Data entries:
☆ ☆ ☆ ☆ ☆ ☆ ☆

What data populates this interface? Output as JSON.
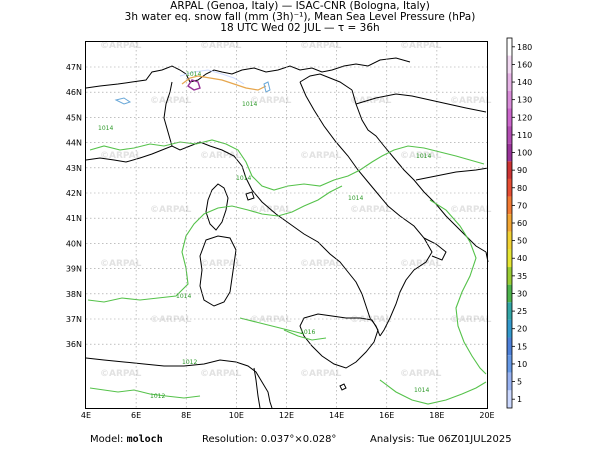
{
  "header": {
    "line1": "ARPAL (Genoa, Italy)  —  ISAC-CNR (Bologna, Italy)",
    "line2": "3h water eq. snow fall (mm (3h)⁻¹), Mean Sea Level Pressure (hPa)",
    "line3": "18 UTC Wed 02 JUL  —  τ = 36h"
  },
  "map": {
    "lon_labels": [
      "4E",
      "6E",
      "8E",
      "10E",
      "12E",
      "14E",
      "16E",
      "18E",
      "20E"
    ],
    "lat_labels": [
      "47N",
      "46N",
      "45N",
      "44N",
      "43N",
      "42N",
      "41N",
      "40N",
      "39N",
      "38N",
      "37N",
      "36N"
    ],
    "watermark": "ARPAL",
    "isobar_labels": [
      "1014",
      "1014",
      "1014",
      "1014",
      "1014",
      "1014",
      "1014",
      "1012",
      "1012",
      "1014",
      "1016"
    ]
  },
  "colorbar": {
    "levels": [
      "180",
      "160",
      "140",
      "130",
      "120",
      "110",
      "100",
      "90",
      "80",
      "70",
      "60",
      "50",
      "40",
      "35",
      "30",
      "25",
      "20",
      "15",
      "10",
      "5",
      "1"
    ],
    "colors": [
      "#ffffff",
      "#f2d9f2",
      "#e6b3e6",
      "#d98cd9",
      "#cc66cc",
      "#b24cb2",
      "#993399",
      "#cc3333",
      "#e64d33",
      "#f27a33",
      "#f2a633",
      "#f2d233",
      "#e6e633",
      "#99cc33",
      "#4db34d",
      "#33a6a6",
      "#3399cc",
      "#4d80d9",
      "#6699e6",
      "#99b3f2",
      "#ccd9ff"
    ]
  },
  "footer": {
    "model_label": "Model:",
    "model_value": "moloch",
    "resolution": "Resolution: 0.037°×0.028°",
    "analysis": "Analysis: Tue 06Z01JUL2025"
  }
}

☆ ☆ ☆ ☆ ☆ ☆ ☆

Task to complete: All of the material above needs to be restated exactly, with no pictures.

Response to the exercise:
What data populates this interface? Output as JSON.
{
  "header": {
    "line1": "ARPAL (Genoa, Italy)  —  ISAC-CNR (Bologna, Italy)",
    "line2": "3h water eq. snow fall (mm (3h)⁻¹), Mean Sea Level Pressure (hPa)",
    "line3": "18 UTC Wed 02 JUL  —  τ = 36h"
  },
  "map": {
    "lon_labels": [
      "4E",
      "6E",
      "8E",
      "10E",
      "12E",
      "14E",
      "16E",
      "18E",
      "20E"
    ],
    "lat_labels": [
      "47N",
      "46N",
      "45N",
      "44N",
      "43N",
      "42N",
      "41N",
      "40N",
      "39N",
      "38N",
      "37N",
      "36N"
    ],
    "watermark": "ARPAL",
    "isobar_labels": [
      "1014",
      "1014",
      "1014",
      "1014",
      "1014",
      "1014",
      "1014",
      "1012",
      "1012",
      "1014",
      "1016"
    ]
  },
  "colorbar": {
    "levels": [
      "180",
      "160",
      "140",
      "130",
      "120",
      "110",
      "100",
      "90",
      "80",
      "70",
      "60",
      "50",
      "40",
      "35",
      "30",
      "25",
      "20",
      "15",
      "10",
      "5",
      "1"
    ],
    "colors": [
      "#ffffff",
      "#f2d9f2",
      "#e6b3e6",
      "#d98cd9",
      "#cc66cc",
      "#b24cb2",
      "#993399",
      "#cc3333",
      "#e64d33",
      "#f27a33",
      "#f2a633",
      "#f2d233",
      "#e6e633",
      "#99cc33",
      "#4db34d",
      "#33a6a6",
      "#3399cc",
      "#4d80d9",
      "#6699e6",
      "#99b3f2",
      "#ccd9ff"
    ]
  },
  "footer": {
    "model_label": "Model:",
    "model_value": "moloch",
    "resolution": "Resolution: 0.037°×0.028°",
    "analysis": "Analysis: Tue 06Z01JUL2025"
  }
}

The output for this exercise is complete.